=== Given records ===

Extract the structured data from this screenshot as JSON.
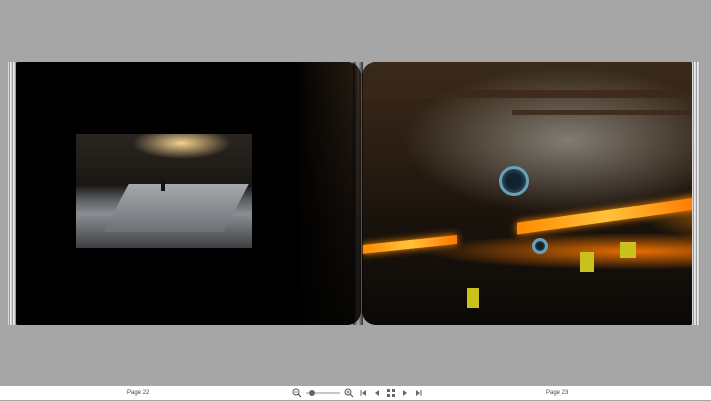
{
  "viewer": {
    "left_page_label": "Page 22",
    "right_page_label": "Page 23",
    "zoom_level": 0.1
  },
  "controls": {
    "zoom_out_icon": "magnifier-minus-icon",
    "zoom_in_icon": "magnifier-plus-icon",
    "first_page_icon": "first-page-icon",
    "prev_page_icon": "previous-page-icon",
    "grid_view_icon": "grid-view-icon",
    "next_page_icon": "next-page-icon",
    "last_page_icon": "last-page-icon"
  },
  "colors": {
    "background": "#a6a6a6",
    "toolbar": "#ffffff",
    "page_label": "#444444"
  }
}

===

Show every line from the entries above in which "icon" appears.

    "zoom_out_icon": "magnifier-minus-icon",
    "zoom_in_icon": "magnifier-plus-icon",
    "first_page_icon": "first-page-icon",
    "prev_page_icon": "previous-page-icon",
    "grid_view_icon": "grid-view-icon",
    "next_page_icon": "next-page-icon",
    "last_page_icon": "last-page-icon"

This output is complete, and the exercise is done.